SHORT EXERCISE: Read the records below and copy each line that contains "зонах".

— START DATASET ROWS —

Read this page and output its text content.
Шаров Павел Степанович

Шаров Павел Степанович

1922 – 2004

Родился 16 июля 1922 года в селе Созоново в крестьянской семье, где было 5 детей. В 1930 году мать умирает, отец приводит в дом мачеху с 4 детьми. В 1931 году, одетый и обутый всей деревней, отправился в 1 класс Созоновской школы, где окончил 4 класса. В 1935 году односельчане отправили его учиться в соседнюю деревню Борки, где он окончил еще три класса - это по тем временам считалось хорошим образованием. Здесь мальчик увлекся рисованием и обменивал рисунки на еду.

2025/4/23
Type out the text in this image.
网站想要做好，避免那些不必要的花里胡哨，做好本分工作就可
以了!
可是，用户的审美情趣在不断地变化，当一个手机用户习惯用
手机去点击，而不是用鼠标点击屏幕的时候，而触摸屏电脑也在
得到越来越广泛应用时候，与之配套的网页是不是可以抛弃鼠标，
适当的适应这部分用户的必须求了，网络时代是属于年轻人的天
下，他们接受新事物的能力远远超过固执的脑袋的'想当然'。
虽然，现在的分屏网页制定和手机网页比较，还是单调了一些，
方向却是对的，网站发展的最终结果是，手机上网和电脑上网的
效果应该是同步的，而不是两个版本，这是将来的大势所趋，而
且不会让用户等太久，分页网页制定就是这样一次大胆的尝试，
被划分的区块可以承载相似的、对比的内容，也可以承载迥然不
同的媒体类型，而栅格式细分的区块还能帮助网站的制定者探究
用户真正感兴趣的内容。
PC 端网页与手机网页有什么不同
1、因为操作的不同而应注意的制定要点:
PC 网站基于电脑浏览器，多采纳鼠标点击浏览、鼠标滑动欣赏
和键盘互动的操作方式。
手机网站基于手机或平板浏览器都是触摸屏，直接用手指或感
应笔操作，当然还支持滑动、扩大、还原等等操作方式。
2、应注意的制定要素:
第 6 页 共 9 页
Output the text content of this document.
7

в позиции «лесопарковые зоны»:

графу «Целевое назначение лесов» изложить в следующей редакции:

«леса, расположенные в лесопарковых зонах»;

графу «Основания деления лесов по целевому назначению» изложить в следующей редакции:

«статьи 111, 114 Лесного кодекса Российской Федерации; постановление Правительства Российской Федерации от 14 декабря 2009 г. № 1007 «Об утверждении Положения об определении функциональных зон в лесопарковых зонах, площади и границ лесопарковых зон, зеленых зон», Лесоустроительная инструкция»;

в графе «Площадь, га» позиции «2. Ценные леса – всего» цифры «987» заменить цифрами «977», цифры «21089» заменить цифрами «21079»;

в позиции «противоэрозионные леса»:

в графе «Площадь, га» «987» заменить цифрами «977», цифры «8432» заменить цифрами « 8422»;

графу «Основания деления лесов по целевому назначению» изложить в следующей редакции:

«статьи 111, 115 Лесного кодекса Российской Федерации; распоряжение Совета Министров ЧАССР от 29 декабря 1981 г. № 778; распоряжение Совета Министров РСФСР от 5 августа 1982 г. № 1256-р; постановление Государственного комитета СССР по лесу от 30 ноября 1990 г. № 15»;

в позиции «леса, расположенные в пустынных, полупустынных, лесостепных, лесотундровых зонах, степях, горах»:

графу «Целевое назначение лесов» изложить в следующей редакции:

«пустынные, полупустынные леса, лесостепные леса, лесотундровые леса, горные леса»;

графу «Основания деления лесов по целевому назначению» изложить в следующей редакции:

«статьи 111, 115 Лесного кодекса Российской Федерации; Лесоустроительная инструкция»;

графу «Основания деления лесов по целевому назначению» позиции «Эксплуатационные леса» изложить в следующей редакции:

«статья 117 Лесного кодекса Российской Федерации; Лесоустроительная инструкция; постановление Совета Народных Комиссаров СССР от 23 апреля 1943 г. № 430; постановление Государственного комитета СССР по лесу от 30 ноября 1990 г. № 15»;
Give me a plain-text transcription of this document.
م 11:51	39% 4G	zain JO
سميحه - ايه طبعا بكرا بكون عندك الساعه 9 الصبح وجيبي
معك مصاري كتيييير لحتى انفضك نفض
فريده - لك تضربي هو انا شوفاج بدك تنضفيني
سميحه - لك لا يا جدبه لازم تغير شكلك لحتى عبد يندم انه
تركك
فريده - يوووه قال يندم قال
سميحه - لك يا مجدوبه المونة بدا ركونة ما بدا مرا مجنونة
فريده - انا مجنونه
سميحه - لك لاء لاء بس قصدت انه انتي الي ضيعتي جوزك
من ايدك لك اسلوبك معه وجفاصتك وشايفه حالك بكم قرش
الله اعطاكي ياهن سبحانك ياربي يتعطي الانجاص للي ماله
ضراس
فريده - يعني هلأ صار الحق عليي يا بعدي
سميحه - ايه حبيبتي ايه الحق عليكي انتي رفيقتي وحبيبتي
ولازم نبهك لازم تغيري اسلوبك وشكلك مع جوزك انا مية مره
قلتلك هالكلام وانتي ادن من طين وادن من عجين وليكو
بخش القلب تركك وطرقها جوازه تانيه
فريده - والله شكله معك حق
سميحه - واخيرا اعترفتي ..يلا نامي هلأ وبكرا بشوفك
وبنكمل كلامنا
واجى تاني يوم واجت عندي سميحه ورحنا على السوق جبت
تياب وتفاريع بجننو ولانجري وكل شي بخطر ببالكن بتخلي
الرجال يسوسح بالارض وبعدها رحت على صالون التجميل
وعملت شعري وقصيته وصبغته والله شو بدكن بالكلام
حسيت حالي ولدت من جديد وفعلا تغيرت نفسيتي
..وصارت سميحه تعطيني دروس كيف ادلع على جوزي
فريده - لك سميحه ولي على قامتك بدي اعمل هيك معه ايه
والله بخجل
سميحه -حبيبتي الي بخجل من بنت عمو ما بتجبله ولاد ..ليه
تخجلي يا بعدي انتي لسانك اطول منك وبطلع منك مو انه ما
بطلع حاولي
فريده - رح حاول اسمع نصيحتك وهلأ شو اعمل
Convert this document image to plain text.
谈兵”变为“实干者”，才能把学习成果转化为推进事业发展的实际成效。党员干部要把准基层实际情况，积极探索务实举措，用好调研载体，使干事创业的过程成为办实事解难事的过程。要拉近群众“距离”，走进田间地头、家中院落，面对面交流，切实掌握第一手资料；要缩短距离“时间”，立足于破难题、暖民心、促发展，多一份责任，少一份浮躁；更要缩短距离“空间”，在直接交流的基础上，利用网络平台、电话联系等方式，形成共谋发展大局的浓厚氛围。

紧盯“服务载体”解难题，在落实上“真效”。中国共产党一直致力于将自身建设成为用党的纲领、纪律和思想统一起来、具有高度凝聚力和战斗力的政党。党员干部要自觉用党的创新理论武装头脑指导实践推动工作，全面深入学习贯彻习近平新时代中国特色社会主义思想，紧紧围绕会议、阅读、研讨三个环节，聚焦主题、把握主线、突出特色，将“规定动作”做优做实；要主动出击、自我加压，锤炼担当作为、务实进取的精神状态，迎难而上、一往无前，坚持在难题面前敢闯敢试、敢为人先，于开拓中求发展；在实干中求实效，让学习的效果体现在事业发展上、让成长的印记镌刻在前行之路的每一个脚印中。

— END DATASET ROWS —

FINISHED EXERCISE:
«леса, расположенные в лесопарковых зонах»;
«статьи 111, 114 Лесного кодекса Российской Федерации; постановление Правительства Российской Федерации от 14 декабря 2009 г. № 1007 «Об утверждении Положения об определении функциональных зон в лесопарковых зонах, площади и границ лесопарковых зон, зеленых зон», Лесоустроительная инструкция»;
в позиции «леса, расположенные в пустынных, полупустынных, лесостепных, лесотундровых зонах, степях, горах»:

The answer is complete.